--- Start ---

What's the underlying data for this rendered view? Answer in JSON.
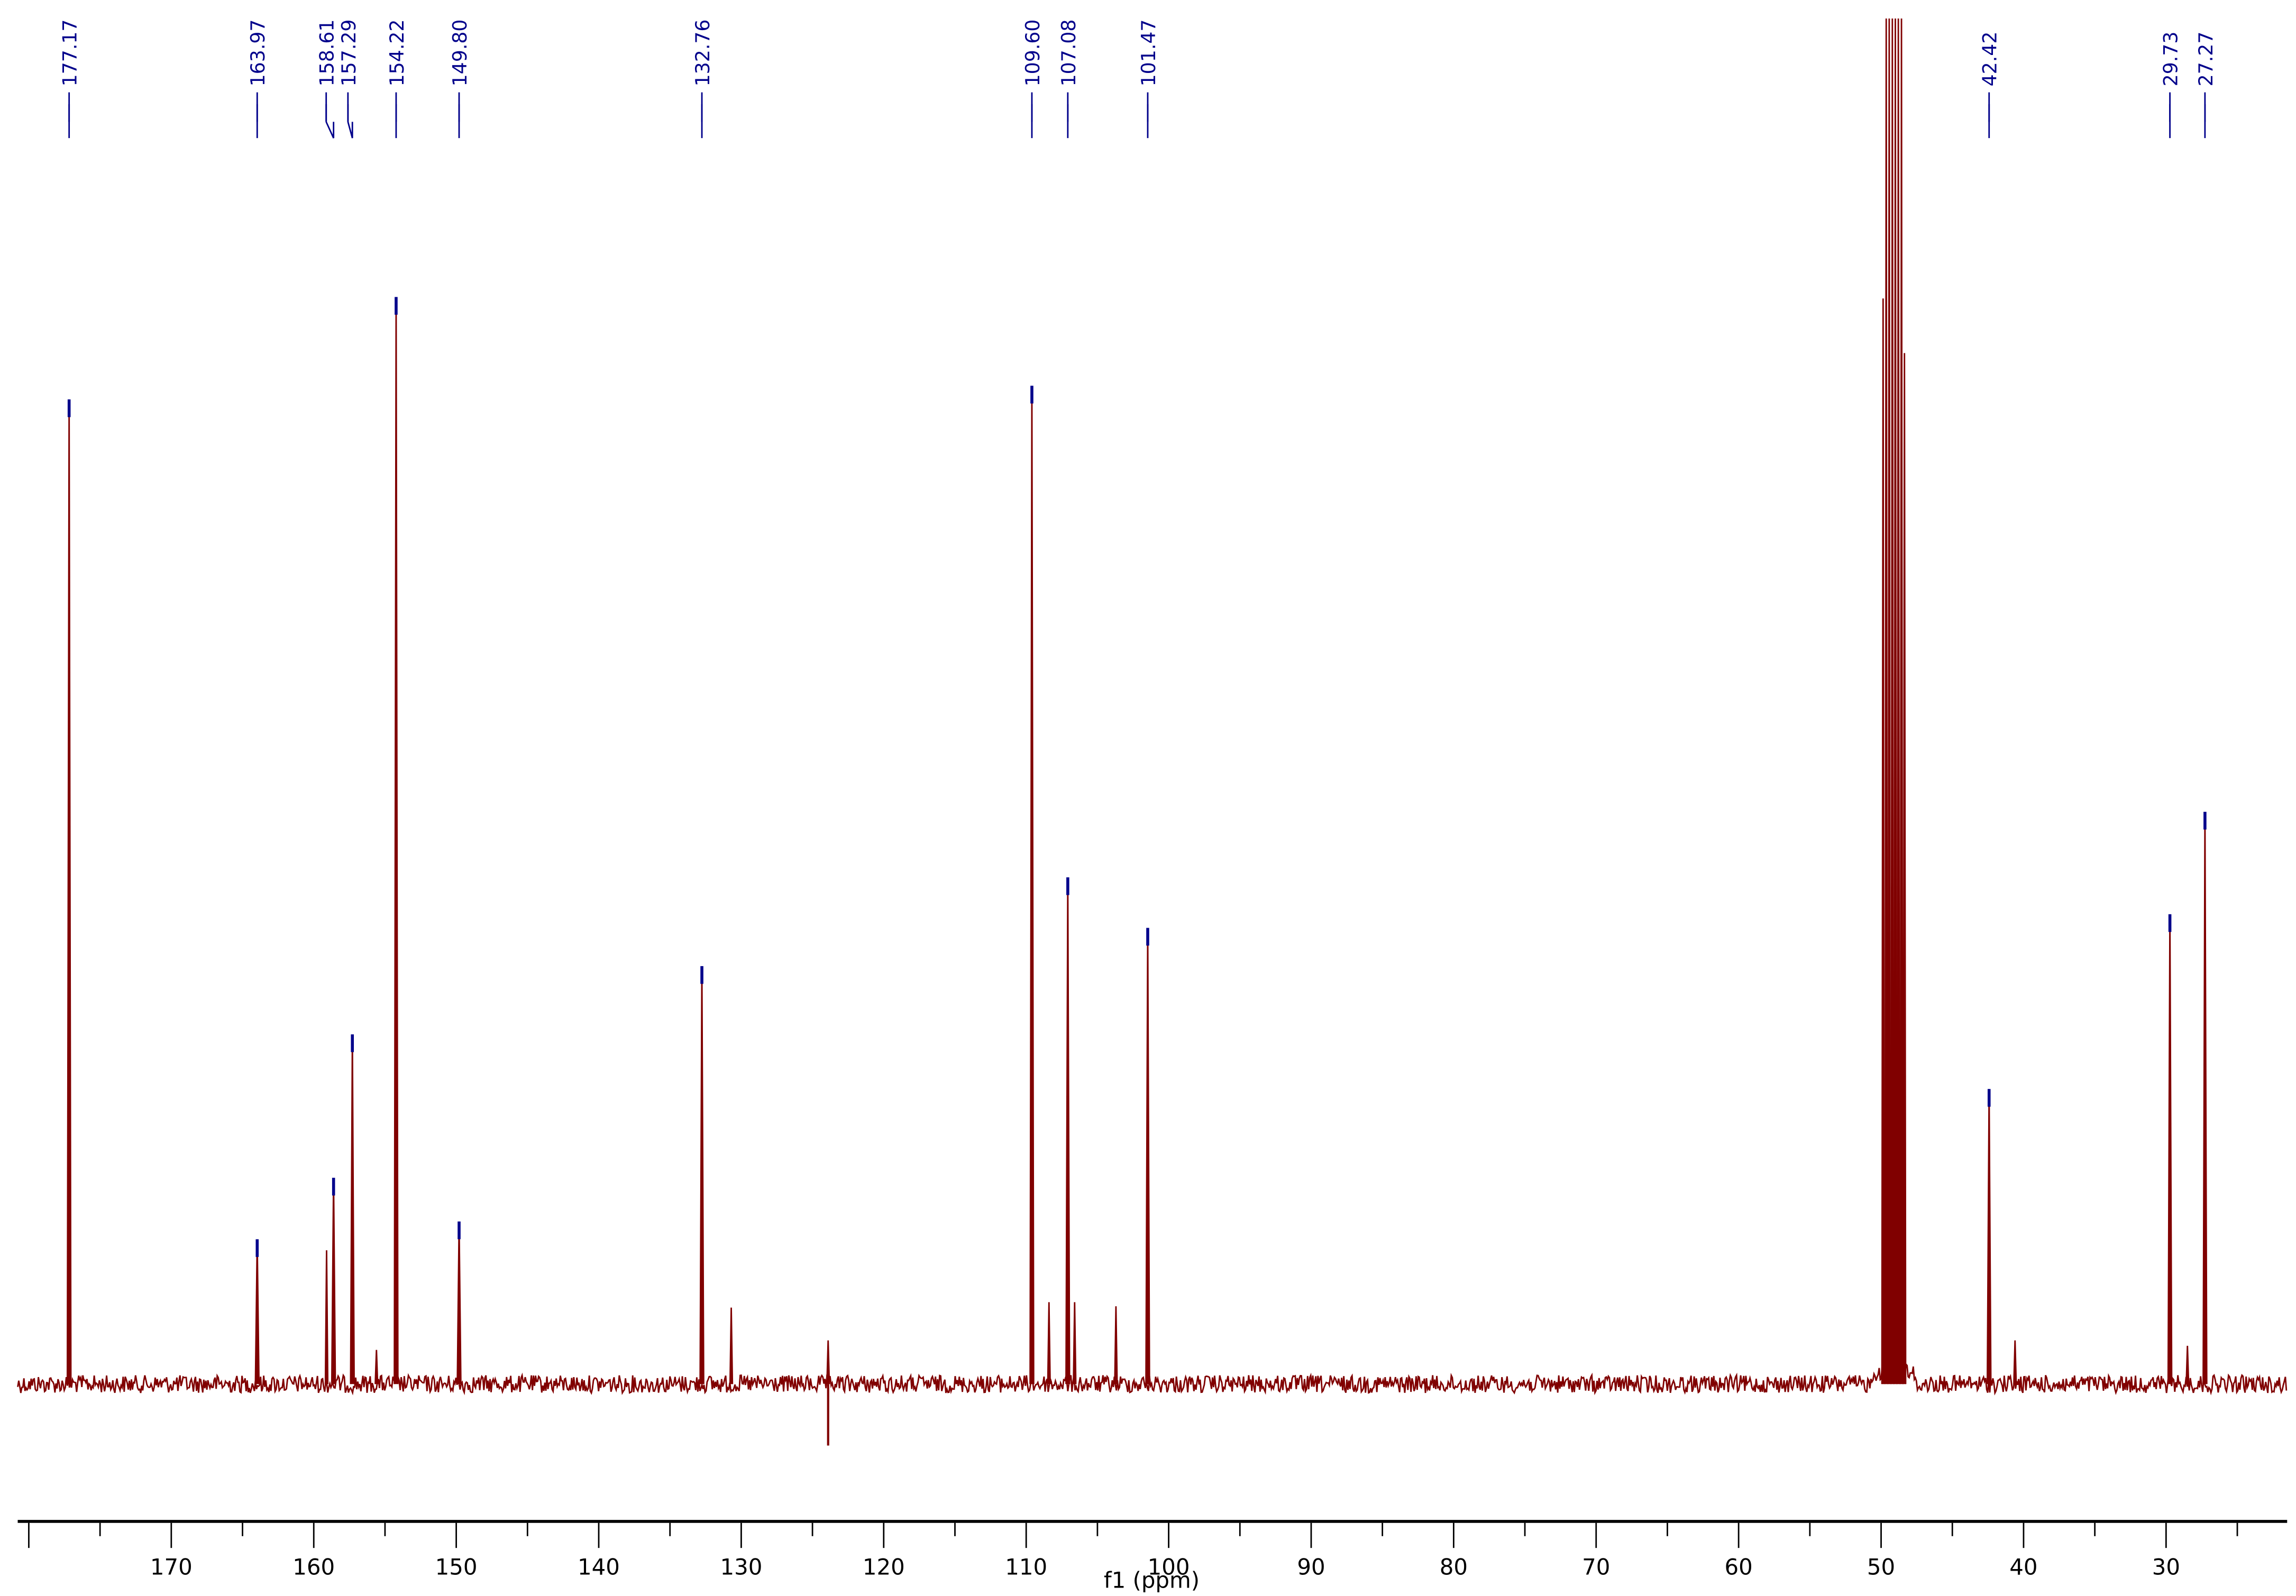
{
  "chart_data": {
    "type": "line",
    "title": "",
    "xlabel": "f1 (ppm)",
    "ylabel": "",
    "xlim": [
      180.6,
      21.5
    ],
    "x_reversed": true,
    "grid": false,
    "x_ticks": [
      170,
      160,
      150,
      140,
      130,
      120,
      110,
      100,
      90,
      80,
      70,
      60,
      50,
      40,
      30
    ],
    "x_tick_labels": [
      "170",
      "160",
      "150",
      "140",
      "130",
      "120",
      "110",
      "100",
      "90",
      "80",
      "70",
      "60",
      "50",
      "40",
      "30"
    ],
    "colors": {
      "spectrum": "#800000",
      "peak_labels": "#00008B",
      "axis": "#000000"
    },
    "labeled_peaks": [
      {
        "ppm": 177.17,
        "label": "177.17",
        "intensity": 0.72
      },
      {
        "ppm": 163.97,
        "label": "163.97",
        "intensity": 0.105
      },
      {
        "ppm": 158.61,
        "label": "158.61",
        "intensity": 0.15
      },
      {
        "ppm": 157.29,
        "label": "157.29",
        "intensity": 0.255
      },
      {
        "ppm": 154.22,
        "label": "154.22",
        "intensity": 0.795
      },
      {
        "ppm": 149.8,
        "label": "149.80",
        "intensity": 0.118
      },
      {
        "ppm": 132.76,
        "label": "132.76",
        "intensity": 0.305
      },
      {
        "ppm": 109.6,
        "label": "109.60",
        "intensity": 0.73
      },
      {
        "ppm": 107.08,
        "label": "107.08",
        "intensity": 0.37
      },
      {
        "ppm": 101.47,
        "label": "101.47",
        "intensity": 0.333
      },
      {
        "ppm": 42.42,
        "label": "42.42",
        "intensity": 0.215
      },
      {
        "ppm": 29.73,
        "label": "29.73",
        "intensity": 0.343
      },
      {
        "ppm": 27.27,
        "label": "27.27",
        "intensity": 0.418
      }
    ],
    "unlabeled_peaks": [
      {
        "ppm": 159.1,
        "intensity": 0.098
      },
      {
        "ppm": 155.6,
        "intensity": 0.025
      },
      {
        "ppm": 130.7,
        "intensity": 0.056
      },
      {
        "ppm": 123.9,
        "intensity": 0.032,
        "dispersive_min": -0.045
      },
      {
        "ppm": 108.4,
        "intensity": 0.06
      },
      {
        "ppm": 106.6,
        "intensity": 0.06
      },
      {
        "ppm": 103.7,
        "intensity": 0.057
      },
      {
        "ppm": 40.6,
        "intensity": 0.032
      },
      {
        "ppm": 28.5,
        "intensity": 0.028
      }
    ],
    "solvent_multiplet": [
      {
        "ppm": 49.86,
        "intensity": 0.795
      },
      {
        "ppm": 49.64,
        "intensity": 1.0
      },
      {
        "ppm": 49.43,
        "intensity": 1.0
      },
      {
        "ppm": 49.21,
        "intensity": 1.0
      },
      {
        "ppm": 49.0,
        "intensity": 1.0
      },
      {
        "ppm": 48.79,
        "intensity": 1.0
      },
      {
        "ppm": 48.57,
        "intensity": 1.0
      },
      {
        "ppm": 48.36,
        "intensity": 0.755
      }
    ]
  }
}
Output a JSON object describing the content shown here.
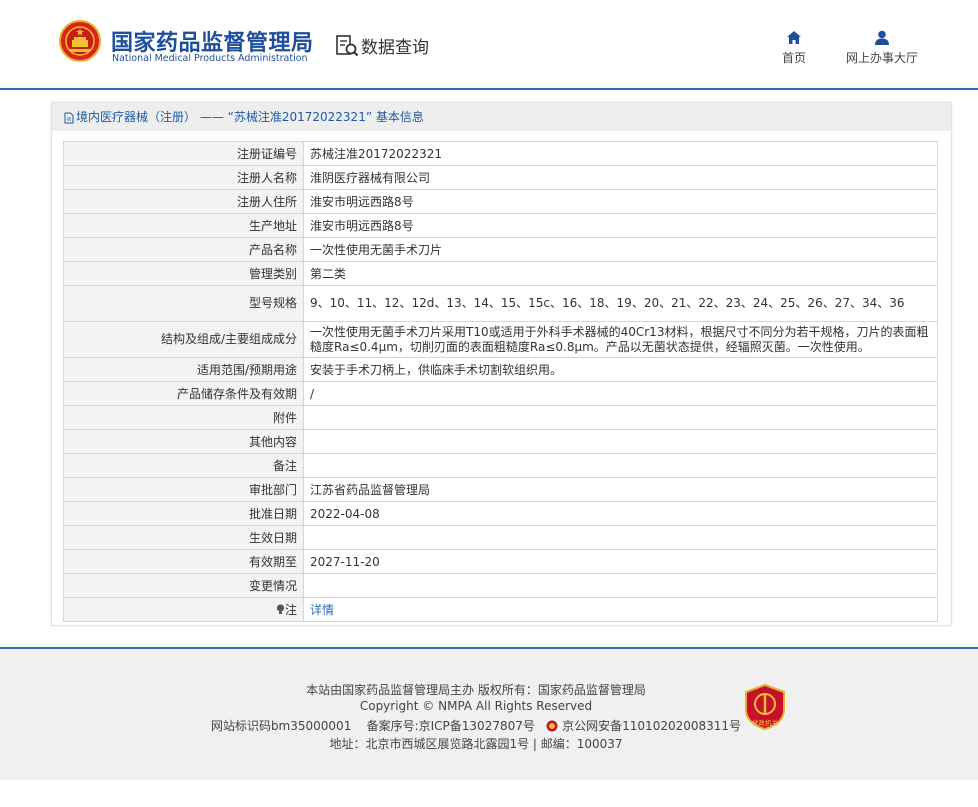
{
  "header": {
    "logo_cn": "国家药品监督管理局",
    "logo_en": "National Medical Products Administration",
    "section_title": "数据查询",
    "icons": {
      "emblem": "national-emblem-icon",
      "search": "data-search-icon"
    },
    "nav": [
      {
        "label": "首页",
        "icon": "home-icon"
      },
      {
        "label": "网上办事大厅",
        "icon": "user-icon"
      }
    ],
    "colors": {
      "brand": "#1e4f9c",
      "accent": "#2f6bb2"
    }
  },
  "panel": {
    "title": "境内医疗器械（注册） —— “苏械注准20172022321” 基本信息"
  },
  "records": [
    {
      "label": "注册证编号",
      "value": "苏械注准20172022321"
    },
    {
      "label": "注册人名称",
      "value": "淮阴医疗器械有限公司"
    },
    {
      "label": "注册人住所",
      "value": "淮安市明远西路8号"
    },
    {
      "label": "生产地址",
      "value": "淮安市明远西路8号"
    },
    {
      "label": "产品名称",
      "value": "一次性使用无菌手术刀片"
    },
    {
      "label": "管理类别",
      "value": "第二类"
    },
    {
      "label": "型号规格",
      "value": "9、10、11、12、12d、13、14、15、15c、16、18、19、20、21、22、23、24、25、26、27、34、36"
    },
    {
      "label": "结构及组成/主要组成成分",
      "value": "一次性使用无菌手术刀片采用T10或适用于外科手术器械的40Cr13材料，根据尺寸不同分为若干规格，刀片的表面粗糙度Ra≤0.4μm，切削刃面的表面粗糙度Ra≤0.8μm。产品以无菌状态提供，经辐照灭菌。一次性使用。"
    },
    {
      "label": "适用范围/预期用途",
      "value": "安装于手术刀柄上，供临床手术切割软组织用。"
    },
    {
      "label": "产品储存条件及有效期",
      "value": "/"
    },
    {
      "label": "附件",
      "value": ""
    },
    {
      "label": "其他内容",
      "value": ""
    },
    {
      "label": "备注",
      "value": ""
    },
    {
      "label": "审批部门",
      "value": "江苏省药品监督管理局"
    },
    {
      "label": "批准日期",
      "value": "2022-04-08"
    },
    {
      "label": "生效日期",
      "value": ""
    },
    {
      "label": "有效期至",
      "value": "2027-11-20"
    },
    {
      "label": "变更情况",
      "value": ""
    }
  ],
  "note": {
    "label": "注",
    "link": "详情",
    "icon": "bulb-icon"
  },
  "footer": {
    "line1": "本站由国家药品监督管理局主办 版权所有：国家药品监督管理局",
    "line2": "Copyright © NMPA All Rights Reserved",
    "site_id": "网站标识码bm35000001",
    "icp": "备案序号:京ICP备13027807号",
    "police": "京公网安备11010202008311号",
    "address": "地址：北京市西城区展览路北露园1号 | 邮编：100037",
    "badge_icon": "government-website-badge-icon",
    "badge_text": "党政机关"
  }
}
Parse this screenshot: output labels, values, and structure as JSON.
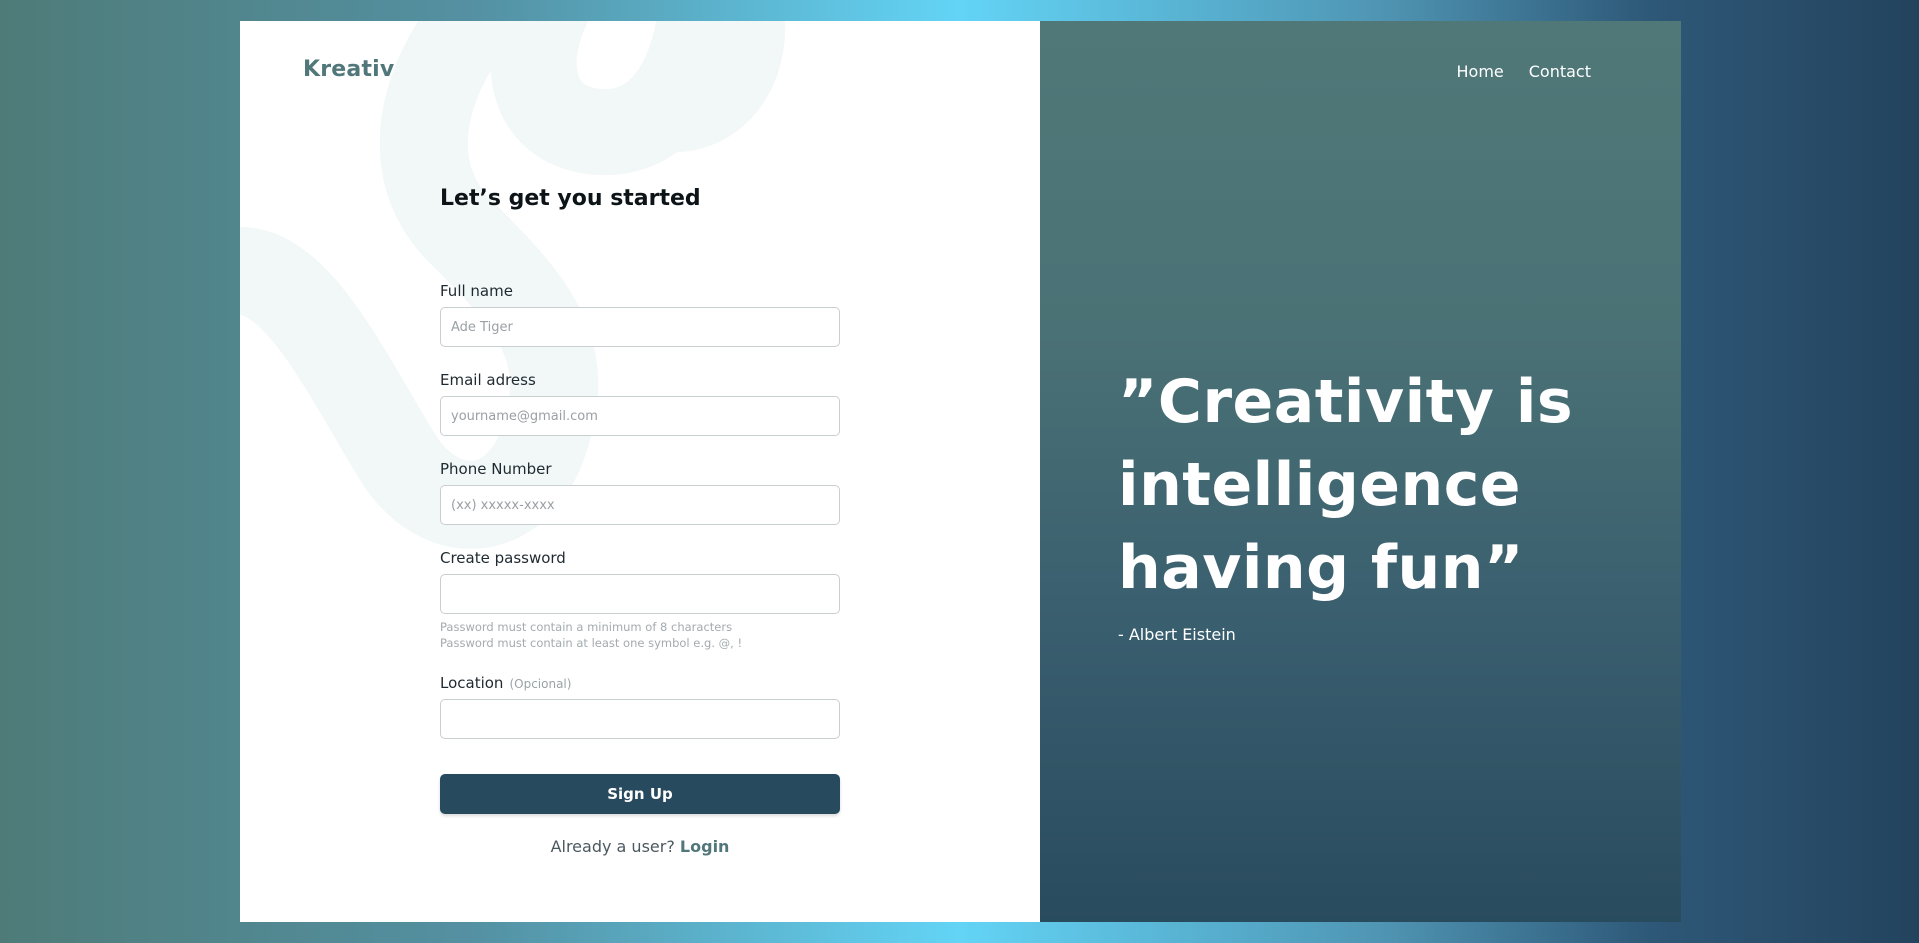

--- End ---

Short task> Every entry above needs to be retyped exactly; drop the pictures.

The output>
What's the underlying data for this rendered view? Answer in JSON.
{
  "chart_data": {
    "type": "line",
    "title": "",
    "xlabel": "f1 (ppm)",
    "ylabel": "",
    "xlim": [
      180.6,
      21.5
    ],
    "x_reversed": true,
    "grid": false,
    "x_ticks": [
      170,
      160,
      150,
      140,
      130,
      120,
      110,
      100,
      90,
      80,
      70,
      60,
      50,
      40,
      30
    ],
    "x_tick_labels": [
      "170",
      "160",
      "150",
      "140",
      "130",
      "120",
      "110",
      "100",
      "90",
      "80",
      "70",
      "60",
      "50",
      "40",
      "30"
    ],
    "colors": {
      "spectrum": "#800000",
      "peak_labels": "#00008B",
      "axis": "#000000"
    },
    "labeled_peaks": [
      {
        "ppm": 177.17,
        "label": "177.17",
        "intensity": 0.72
      },
      {
        "ppm": 163.97,
        "label": "163.97",
        "intensity": 0.105
      },
      {
        "ppm": 158.61,
        "label": "158.61",
        "intensity": 0.15
      },
      {
        "ppm": 157.29,
        "label": "157.29",
        "intensity": 0.255
      },
      {
        "ppm": 154.22,
        "label": "154.22",
        "intensity": 0.795
      },
      {
        "ppm": 149.8,
        "label": "149.80",
        "intensity": 0.118
      },
      {
        "ppm": 132.76,
        "label": "132.76",
        "intensity": 0.305
      },
      {
        "ppm": 109.6,
        "label": "109.60",
        "intensity": 0.73
      },
      {
        "ppm": 107.08,
        "label": "107.08",
        "intensity": 0.37
      },
      {
        "ppm": 101.47,
        "label": "101.47",
        "intensity": 0.333
      },
      {
        "ppm": 42.42,
        "label": "42.42",
        "intensity": 0.215
      },
      {
        "ppm": 29.73,
        "label": "29.73",
        "intensity": 0.343
      },
      {
        "ppm": 27.27,
        "label": "27.27",
        "intensity": 0.418
      }
    ],
    "unlabeled_peaks": [
      {
        "ppm": 159.1,
        "intensity": 0.098
      },
      {
        "ppm": 155.6,
        "intensity": 0.025
      },
      {
        "ppm": 130.7,
        "intensity": 0.056
      },
      {
        "ppm": 123.9,
        "intensity": 0.032,
        "dispersive_min": -0.045
      },
      {
        "ppm": 108.4,
        "intensity": 0.06
      },
      {
        "ppm": 106.6,
        "intensity": 0.06
      },
      {
        "ppm": 103.7,
        "intensity": 0.057
      },
      {
        "ppm": 40.6,
        "intensity": 0.032
      },
      {
        "ppm": 28.5,
        "intensity": 0.028
      }
    ],
    "solvent_multiplet": [
      {
        "ppm": 49.86,
        "intensity": 0.795
      },
      {
        "ppm": 49.64,
        "intensity": 1.0
      },
      {
        "ppm": 49.43,
        "intensity": 1.0
      },
      {
        "ppm": 49.21,
        "intensity": 1.0
      },
      {
        "ppm": 49.0,
        "intensity": 1.0
      },
      {
        "ppm": 48.79,
        "intensity": 1.0
      },
      {
        "ppm": 48.57,
        "intensity": 1.0
      },
      {
        "ppm": 48.36,
        "intensity": 0.755
      }
    ]
  }
}
Output a JSON object describing the content shown here.
{
  "header": {
    "logo_cn": "国家药品监督管理局",
    "logo_en": "National Medical Products Administration",
    "section_title": "数据查询",
    "icons": {
      "emblem": "national-emblem-icon",
      "search": "data-search-icon"
    },
    "nav": [
      {
        "label": "首页",
        "icon": "home-icon"
      },
      {
        "label": "网上办事大厅",
        "icon": "user-icon"
      }
    ],
    "colors": {
      "brand": "#1e4f9c",
      "accent": "#2f6bb2"
    }
  },
  "panel": {
    "title": "境内医疗器械（注册） —— “苏械注准20172022321” 基本信息"
  },
  "records": [
    {
      "label": "注册证编号",
      "value": "苏械注准20172022321"
    },
    {
      "label": "注册人名称",
      "value": "淮阴医疗器械有限公司"
    },
    {
      "label": "注册人住所",
      "value": "淮安市明远西路8号"
    },
    {
      "label": "生产地址",
      "value": "淮安市明远西路8号"
    },
    {
      "label": "产品名称",
      "value": "一次性使用无菌手术刀片"
    },
    {
      "label": "管理类别",
      "value": "第二类"
    },
    {
      "label": "型号规格",
      "value": "9、10、11、12、12d、13、14、15、15c、16、18、19、20、21、22、23、24、25、26、27、34、36"
    },
    {
      "label": "结构及组成/主要组成成分",
      "value": "一次性使用无菌手术刀片采用T10或适用于外科手术器械的40Cr13材料，根据尺寸不同分为若干规格，刀片的表面粗糙度Ra≤0.4μm，切削刃面的表面粗糙度Ra≤0.8μm。产品以无菌状态提供，经辐照灭菌。一次性使用。"
    },
    {
      "label": "适用范围/预期用途",
      "value": "安装于手术刀柄上，供临床手术切割软组织用。"
    },
    {
      "label": "产品储存条件及有效期",
      "value": "/"
    },
    {
      "label": "附件",
      "value": ""
    },
    {
      "label": "其他内容",
      "value": ""
    },
    {
      "label": "备注",
      "value": ""
    },
    {
      "label": "审批部门",
      "value": "江苏省药品监督管理局"
    },
    {
      "label": "批准日期",
      "value": "2022-04-08"
    },
    {
      "label": "生效日期",
      "value": ""
    },
    {
      "label": "有效期至",
      "value": "2027-11-20"
    },
    {
      "label": "变更情况",
      "value": ""
    }
  ],
  "note": {
    "label": "注",
    "link": "详情",
    "icon": "bulb-icon"
  },
  "footer": {
    "line1": "本站由国家药品监督管理局主办 版权所有：国家药品监督管理局",
    "line2": "Copyright © NMPA All Rights Reserved",
    "site_id": "网站标识码bm35000001",
    "icp": "备案序号:京ICP备13027807号",
    "police": "京公网安备11010202008311号",
    "address": "地址：北京市西城区展览路北露园1号 | 邮编：100037",
    "badge_icon": "government-website-badge-icon",
    "badge_text": "党政机关"
  }
}
Parse this screenshot: output labels, values, and structure as JSON.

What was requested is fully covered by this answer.